TEXTO DE LECTURA:
--
30.10.15

HISTORIAS. Biarritz (parte 12). Sainte Barbe.






















Para el miércoles se había anunciado que el mar iba a subir. La marea baja era muy temprano, así que cuando salí de casa aún era de noche. Pasé por La Côte des Basques con la luz suficiente para ver el mar, y comprobé que efectivamente las previsiones se habían cumplido: no sabría decir el tamaño que había, pero sí que estaba grande. No había nadie en el agua. 

Siguiendo la regla que aplica en esta costa, según la cuál “cuanto más al sur menos mar”, cogí la carretera de la costa y me dirigí a Lafitenia. La vi desde un mirador que hay al sur de la playa: tres personas en el agua; sólo una cogía olas, lo que resultaba indicativo de que allí tampoco habría un baño para mí. Me acordé entonces de la guía que había leído antes del viaje, en la que se hablaba de una ola, protegida por un dique, que se encontraba en el interior de la bahía de San Juan de Luz. Ya había llegado hasta Lafitenia, así que sólo se trataba de bajar un poco más.
--
[Datos de origen]
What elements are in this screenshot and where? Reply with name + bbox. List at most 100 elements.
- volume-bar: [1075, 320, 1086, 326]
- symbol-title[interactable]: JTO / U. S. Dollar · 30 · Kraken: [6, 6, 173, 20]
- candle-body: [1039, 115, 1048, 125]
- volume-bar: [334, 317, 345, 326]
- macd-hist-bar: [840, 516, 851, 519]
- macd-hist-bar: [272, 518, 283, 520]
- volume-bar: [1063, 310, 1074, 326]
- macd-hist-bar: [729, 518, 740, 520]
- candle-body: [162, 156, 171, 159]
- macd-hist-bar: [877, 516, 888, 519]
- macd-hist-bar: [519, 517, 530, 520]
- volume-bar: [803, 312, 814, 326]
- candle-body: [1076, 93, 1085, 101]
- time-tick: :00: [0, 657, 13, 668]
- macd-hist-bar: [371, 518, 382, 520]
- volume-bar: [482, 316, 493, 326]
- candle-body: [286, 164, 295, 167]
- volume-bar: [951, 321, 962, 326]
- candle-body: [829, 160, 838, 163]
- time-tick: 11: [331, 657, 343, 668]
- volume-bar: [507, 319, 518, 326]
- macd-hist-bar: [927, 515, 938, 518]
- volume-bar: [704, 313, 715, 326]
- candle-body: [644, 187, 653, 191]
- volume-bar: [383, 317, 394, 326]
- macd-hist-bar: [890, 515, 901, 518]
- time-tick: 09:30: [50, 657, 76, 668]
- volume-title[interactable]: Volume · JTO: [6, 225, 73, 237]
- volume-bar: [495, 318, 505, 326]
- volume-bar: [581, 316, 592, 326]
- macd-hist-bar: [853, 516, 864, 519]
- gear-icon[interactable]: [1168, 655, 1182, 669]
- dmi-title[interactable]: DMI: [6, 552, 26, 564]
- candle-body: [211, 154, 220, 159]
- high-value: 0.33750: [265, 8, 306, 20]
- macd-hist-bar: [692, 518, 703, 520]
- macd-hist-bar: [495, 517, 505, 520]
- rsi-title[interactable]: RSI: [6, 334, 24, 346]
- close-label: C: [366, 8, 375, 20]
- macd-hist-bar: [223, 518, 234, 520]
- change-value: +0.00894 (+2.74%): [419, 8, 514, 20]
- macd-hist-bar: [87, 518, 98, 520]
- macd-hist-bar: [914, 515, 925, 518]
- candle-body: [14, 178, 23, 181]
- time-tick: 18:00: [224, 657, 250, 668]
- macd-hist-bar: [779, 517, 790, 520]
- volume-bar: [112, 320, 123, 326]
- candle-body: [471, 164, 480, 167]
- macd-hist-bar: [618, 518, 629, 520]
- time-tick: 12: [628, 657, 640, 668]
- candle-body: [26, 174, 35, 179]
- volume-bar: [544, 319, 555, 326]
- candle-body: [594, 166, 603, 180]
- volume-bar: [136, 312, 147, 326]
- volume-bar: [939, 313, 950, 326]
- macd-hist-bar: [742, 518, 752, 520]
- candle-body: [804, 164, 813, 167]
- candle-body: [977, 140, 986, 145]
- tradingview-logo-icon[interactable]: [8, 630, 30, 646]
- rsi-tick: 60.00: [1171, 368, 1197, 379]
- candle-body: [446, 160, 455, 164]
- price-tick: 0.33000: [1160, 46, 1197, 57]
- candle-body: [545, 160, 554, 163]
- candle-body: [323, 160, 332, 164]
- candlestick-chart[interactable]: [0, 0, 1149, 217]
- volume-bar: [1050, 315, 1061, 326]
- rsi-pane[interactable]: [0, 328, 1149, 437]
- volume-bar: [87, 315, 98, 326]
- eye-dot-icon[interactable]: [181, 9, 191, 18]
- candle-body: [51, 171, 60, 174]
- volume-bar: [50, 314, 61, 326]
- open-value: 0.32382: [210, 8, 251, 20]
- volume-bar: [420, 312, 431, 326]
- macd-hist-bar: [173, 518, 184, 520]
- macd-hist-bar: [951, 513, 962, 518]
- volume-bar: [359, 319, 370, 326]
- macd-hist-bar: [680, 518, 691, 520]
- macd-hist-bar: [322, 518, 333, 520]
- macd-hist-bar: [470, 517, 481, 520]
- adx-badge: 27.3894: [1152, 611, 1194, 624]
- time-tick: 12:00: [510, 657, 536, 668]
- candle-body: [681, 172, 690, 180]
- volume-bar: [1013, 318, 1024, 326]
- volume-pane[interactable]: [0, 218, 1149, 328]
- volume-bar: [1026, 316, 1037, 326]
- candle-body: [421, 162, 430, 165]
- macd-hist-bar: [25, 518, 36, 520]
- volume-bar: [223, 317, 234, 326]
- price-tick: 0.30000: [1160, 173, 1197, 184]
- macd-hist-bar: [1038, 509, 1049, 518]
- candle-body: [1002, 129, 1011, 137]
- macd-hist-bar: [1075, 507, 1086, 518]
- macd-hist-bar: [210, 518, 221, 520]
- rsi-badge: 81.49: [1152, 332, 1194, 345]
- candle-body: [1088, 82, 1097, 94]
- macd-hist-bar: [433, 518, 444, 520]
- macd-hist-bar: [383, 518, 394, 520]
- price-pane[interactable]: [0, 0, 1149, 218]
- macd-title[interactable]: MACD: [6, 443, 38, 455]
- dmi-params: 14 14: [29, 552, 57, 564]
--
Por favor, vuelve a escribir el texto sobre Biarritz desde "Siguiendo la regla" hasta "un poco más.", ambas inclusive, cambiando "bahía" por "ensenada".

RESPUESTA DEL EJERCICIO:
Siguiendo la regla que aplica en esta costa, según la cuál “cuanto más al sur menos mar”, cogí la carretera de la costa y me dirigí a Lafitenia. La vi desde un mirador que hay al sur de la playa: tres personas en el agua; sólo una cogía olas, lo que resultaba indicativo de que allí tampoco habría un baño para mí. Me acordé entonces de la guía que había leído antes del viaje, en la que se hablaba de una ola, protegida por un dique, que se encontraba en el interior de la ensenada de San Juan de Luz. Ya había llegado hasta Lafitenia, así que sólo se trataba de bajar un poco más.